Data supplied

━━━━━━━━━━

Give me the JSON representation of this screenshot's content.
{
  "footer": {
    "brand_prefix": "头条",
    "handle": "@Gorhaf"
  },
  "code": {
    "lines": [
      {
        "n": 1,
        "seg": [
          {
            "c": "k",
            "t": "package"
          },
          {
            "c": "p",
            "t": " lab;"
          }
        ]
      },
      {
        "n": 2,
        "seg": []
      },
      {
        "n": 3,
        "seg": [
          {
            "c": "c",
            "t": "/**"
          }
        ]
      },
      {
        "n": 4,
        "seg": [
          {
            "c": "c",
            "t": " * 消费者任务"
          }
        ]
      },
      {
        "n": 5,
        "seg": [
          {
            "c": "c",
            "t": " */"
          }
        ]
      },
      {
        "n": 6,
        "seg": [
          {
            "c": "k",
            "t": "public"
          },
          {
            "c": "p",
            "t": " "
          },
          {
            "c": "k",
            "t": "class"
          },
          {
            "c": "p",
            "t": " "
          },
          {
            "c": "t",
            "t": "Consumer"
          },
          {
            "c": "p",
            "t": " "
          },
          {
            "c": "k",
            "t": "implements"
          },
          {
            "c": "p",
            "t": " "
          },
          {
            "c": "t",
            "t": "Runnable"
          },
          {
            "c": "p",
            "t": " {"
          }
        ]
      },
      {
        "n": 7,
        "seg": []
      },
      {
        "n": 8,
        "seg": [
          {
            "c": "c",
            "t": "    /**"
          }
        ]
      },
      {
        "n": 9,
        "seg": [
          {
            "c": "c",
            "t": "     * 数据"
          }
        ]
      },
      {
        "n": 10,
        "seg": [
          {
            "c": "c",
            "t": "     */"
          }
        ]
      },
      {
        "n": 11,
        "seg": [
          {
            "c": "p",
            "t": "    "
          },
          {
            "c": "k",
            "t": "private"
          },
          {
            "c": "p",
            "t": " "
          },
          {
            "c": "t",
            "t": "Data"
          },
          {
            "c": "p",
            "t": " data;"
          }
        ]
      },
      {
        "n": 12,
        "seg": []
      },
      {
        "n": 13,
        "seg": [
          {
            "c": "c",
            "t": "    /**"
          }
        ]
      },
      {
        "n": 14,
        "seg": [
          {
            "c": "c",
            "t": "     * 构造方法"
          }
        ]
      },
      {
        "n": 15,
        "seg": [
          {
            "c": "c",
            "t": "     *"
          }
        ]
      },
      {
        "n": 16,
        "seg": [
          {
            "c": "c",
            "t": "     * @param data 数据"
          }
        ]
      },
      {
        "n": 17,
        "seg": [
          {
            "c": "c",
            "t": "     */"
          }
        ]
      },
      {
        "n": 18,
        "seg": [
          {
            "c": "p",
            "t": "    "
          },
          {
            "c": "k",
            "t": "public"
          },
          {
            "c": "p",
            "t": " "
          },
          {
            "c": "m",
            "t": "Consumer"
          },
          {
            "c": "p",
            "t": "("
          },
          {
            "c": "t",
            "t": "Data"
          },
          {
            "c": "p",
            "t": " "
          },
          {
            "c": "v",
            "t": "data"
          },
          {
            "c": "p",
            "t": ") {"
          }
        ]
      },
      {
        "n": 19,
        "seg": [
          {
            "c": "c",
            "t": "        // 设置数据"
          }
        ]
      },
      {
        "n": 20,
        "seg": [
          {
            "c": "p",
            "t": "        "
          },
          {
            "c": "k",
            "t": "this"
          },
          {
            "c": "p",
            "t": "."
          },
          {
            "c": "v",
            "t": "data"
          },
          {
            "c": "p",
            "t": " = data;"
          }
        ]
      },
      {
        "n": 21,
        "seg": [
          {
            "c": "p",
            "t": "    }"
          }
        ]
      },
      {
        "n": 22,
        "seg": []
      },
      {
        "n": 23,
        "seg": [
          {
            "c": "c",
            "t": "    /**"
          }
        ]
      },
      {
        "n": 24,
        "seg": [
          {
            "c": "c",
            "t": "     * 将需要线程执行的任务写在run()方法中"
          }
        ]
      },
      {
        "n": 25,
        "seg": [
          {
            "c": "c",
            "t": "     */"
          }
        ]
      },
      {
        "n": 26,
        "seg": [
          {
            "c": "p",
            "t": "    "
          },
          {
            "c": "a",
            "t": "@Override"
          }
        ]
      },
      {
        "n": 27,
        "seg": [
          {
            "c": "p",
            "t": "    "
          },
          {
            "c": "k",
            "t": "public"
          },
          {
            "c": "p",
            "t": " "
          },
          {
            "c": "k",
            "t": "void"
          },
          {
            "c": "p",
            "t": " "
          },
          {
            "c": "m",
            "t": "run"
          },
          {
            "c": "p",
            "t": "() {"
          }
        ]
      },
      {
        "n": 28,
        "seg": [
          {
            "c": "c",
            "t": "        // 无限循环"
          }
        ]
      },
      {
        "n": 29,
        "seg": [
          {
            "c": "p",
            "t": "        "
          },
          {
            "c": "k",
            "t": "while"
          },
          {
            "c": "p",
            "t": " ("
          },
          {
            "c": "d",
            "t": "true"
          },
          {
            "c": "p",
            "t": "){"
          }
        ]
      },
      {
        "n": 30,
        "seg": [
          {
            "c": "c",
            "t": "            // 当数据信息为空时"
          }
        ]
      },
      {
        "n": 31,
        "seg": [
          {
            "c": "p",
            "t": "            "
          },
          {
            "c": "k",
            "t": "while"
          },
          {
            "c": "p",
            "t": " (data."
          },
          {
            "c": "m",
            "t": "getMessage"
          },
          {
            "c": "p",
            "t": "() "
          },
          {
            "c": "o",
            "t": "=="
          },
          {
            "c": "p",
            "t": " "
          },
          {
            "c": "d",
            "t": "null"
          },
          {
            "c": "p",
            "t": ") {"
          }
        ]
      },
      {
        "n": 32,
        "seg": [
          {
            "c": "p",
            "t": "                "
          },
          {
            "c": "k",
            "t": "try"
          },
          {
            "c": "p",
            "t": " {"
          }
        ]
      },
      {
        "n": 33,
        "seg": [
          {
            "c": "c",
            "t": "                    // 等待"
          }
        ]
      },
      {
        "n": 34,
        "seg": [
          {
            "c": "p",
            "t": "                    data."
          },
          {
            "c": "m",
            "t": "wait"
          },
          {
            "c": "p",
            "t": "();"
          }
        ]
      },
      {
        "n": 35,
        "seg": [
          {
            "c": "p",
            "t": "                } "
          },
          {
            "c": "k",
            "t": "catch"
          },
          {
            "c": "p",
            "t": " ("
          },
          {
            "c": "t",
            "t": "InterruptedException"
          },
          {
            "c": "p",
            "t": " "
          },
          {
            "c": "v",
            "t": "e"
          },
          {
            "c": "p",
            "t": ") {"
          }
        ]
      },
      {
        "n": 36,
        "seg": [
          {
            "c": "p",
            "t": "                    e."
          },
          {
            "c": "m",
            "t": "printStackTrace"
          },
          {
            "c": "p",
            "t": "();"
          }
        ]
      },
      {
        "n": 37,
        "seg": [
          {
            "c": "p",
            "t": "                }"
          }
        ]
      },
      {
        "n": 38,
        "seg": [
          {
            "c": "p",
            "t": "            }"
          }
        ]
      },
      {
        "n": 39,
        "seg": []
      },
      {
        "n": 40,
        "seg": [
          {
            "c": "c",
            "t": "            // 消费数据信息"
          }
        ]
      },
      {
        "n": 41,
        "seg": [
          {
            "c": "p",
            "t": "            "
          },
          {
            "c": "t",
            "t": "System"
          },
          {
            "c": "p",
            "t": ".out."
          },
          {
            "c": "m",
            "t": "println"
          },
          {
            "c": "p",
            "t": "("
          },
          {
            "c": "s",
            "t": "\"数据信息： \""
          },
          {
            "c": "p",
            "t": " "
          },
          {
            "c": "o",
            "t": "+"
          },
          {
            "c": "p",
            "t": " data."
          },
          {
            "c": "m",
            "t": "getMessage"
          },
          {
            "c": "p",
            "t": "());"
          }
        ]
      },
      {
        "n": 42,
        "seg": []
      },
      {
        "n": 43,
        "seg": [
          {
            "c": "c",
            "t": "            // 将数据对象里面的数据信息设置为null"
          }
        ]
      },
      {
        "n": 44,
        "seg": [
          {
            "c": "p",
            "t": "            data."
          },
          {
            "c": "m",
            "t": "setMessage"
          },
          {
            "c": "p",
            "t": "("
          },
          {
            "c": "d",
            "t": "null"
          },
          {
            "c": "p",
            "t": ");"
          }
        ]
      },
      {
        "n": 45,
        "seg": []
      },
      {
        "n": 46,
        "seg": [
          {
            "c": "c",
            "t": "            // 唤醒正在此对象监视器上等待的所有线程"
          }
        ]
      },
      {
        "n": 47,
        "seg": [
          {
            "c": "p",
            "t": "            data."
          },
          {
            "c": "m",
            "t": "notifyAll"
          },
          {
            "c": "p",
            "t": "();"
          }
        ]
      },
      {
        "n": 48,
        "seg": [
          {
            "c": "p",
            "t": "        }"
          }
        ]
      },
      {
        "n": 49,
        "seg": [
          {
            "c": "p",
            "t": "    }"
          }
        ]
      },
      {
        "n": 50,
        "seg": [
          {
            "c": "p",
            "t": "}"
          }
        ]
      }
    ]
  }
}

━━━━━━━━━━

Given exercise
Among the lines of the data, identify those with the word "this". Copy each of them.

Task solution
Give me the JSON representation of this screenshot's content.
            "t": "this"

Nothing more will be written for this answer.